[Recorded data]

* * * *

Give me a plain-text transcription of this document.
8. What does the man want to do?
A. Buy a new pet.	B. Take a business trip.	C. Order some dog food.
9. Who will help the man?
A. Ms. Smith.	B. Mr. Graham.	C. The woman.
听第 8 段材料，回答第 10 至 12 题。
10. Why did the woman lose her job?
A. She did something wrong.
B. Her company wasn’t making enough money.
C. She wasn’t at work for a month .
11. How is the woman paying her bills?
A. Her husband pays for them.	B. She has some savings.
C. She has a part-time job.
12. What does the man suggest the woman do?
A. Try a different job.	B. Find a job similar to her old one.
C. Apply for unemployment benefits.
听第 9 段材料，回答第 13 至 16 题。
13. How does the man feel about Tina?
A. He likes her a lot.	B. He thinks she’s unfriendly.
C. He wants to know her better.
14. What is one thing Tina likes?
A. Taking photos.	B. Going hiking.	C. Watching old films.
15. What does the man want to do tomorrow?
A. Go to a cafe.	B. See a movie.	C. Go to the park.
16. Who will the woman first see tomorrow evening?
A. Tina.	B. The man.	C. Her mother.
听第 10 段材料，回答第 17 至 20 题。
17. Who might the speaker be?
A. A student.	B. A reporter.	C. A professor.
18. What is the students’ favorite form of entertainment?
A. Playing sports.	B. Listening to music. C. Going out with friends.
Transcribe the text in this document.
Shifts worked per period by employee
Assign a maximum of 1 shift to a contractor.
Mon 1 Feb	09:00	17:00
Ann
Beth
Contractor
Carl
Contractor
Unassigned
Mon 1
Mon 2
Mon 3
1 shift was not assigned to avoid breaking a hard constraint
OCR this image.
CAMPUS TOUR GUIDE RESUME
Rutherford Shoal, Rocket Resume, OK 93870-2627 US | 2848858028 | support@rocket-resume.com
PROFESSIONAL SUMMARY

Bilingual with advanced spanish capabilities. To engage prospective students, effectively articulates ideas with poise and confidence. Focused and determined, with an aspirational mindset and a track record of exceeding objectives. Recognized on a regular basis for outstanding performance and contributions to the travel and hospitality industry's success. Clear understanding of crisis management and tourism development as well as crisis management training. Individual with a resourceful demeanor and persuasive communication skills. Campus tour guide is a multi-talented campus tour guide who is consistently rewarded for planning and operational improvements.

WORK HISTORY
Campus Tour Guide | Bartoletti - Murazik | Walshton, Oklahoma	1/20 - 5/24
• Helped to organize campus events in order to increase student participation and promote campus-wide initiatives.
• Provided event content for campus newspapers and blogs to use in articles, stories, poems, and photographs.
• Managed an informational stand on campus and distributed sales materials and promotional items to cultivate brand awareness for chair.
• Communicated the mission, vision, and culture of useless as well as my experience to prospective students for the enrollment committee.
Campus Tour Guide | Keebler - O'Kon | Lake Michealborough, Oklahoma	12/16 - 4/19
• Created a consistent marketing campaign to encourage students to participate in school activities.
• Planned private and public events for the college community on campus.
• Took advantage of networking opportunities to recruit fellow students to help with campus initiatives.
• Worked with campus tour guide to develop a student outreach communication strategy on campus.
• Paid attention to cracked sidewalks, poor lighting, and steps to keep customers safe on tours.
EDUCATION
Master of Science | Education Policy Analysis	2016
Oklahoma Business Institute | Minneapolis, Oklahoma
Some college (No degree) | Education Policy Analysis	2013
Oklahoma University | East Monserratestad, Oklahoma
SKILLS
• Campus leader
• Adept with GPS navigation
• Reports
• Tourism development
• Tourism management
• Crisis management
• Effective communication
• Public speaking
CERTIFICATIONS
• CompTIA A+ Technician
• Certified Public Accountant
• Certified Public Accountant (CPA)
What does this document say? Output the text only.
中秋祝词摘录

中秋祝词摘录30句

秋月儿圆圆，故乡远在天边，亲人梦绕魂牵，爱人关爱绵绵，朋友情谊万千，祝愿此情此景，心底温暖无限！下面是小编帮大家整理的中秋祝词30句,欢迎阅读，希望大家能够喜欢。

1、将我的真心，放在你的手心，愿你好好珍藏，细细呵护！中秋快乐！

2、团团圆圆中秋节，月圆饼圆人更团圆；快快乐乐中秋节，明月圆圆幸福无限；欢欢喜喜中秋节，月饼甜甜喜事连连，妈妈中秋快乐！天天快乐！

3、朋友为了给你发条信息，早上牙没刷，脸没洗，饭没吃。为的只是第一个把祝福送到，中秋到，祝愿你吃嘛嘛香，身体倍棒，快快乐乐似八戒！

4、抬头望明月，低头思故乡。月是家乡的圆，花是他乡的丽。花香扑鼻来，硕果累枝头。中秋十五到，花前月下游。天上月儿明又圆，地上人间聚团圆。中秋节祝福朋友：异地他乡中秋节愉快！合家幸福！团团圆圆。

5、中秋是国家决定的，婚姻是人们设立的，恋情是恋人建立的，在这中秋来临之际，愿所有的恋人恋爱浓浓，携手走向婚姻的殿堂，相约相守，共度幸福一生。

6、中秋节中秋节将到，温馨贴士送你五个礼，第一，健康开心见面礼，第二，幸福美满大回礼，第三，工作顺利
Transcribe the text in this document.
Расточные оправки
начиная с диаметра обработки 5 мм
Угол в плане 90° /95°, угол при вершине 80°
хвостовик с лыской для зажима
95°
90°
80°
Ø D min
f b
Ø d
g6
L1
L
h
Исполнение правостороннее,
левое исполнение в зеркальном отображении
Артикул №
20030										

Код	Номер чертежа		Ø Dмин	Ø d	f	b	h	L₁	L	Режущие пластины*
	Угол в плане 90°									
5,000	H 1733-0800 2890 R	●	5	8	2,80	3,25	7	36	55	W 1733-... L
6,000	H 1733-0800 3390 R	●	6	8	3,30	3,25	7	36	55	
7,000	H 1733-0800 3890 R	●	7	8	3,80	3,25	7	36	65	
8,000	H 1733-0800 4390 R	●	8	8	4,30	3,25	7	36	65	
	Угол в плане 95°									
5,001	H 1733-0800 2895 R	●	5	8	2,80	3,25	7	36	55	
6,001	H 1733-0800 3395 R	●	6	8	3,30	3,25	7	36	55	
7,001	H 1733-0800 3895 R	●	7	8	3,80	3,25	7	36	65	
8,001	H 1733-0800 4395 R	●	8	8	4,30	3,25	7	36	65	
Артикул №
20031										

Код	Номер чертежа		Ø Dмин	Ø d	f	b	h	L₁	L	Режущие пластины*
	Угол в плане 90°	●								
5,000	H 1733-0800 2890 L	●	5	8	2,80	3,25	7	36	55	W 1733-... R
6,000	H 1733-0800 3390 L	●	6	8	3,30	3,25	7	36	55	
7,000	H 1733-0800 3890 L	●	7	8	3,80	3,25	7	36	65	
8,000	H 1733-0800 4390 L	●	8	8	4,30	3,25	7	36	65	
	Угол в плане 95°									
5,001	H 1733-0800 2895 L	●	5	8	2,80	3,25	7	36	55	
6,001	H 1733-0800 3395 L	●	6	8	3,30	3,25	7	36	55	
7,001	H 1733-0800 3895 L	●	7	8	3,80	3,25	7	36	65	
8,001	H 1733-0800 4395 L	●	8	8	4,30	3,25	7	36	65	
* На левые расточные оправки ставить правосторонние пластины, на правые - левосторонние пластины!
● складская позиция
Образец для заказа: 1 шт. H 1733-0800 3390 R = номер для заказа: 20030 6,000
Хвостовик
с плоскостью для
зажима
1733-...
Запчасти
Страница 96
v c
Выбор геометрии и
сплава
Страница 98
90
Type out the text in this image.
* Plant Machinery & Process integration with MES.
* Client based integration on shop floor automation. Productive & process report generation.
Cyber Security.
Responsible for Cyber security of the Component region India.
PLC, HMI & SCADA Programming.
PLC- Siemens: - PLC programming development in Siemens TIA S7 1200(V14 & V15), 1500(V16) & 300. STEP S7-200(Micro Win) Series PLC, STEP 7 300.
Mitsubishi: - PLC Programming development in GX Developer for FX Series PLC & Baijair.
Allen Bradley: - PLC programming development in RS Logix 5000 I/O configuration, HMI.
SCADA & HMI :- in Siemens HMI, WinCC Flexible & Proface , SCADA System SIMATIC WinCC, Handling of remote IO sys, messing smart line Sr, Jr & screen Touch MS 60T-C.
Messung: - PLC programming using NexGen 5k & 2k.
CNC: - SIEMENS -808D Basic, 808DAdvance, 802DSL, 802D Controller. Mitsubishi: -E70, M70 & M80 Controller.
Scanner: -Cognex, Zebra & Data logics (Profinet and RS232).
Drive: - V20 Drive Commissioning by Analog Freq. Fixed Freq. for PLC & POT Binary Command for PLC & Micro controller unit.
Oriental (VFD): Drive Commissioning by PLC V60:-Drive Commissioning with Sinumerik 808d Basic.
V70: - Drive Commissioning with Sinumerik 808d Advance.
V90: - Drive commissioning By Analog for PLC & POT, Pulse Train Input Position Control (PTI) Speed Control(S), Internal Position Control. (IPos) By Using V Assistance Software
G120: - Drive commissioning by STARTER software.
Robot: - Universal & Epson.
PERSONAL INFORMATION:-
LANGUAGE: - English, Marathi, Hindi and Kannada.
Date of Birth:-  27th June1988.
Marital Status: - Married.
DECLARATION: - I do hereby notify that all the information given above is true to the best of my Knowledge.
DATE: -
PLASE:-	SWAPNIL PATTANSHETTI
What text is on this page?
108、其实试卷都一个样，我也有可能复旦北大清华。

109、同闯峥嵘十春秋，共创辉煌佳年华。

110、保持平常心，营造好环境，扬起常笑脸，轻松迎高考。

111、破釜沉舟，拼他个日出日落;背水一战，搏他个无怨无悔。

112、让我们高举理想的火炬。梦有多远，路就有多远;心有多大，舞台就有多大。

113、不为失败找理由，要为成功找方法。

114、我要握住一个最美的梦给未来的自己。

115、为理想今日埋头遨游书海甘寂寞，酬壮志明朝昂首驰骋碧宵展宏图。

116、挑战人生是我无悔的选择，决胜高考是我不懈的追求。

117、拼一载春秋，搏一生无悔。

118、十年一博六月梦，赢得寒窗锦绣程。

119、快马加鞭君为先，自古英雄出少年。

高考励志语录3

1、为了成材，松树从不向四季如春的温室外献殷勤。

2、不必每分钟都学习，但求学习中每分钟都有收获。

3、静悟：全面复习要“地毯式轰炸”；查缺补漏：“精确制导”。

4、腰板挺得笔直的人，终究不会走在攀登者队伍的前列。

* * * *

▸ **Directions for this task**:
Pull out every line above that holds the word "Micro".

▸ **Task answer**:
PLC- Siemens: - PLC programming development in Siemens TIA S7 1200(V14 & V15), 1500(V16) & 300. STEP S7-200(Micro Win) Series PLC, STEP 7 300.
Drive: - V20 Drive Commissioning by Analog Freq. Fixed Freq. for PLC & POT Binary Command for PLC & Micro controller unit.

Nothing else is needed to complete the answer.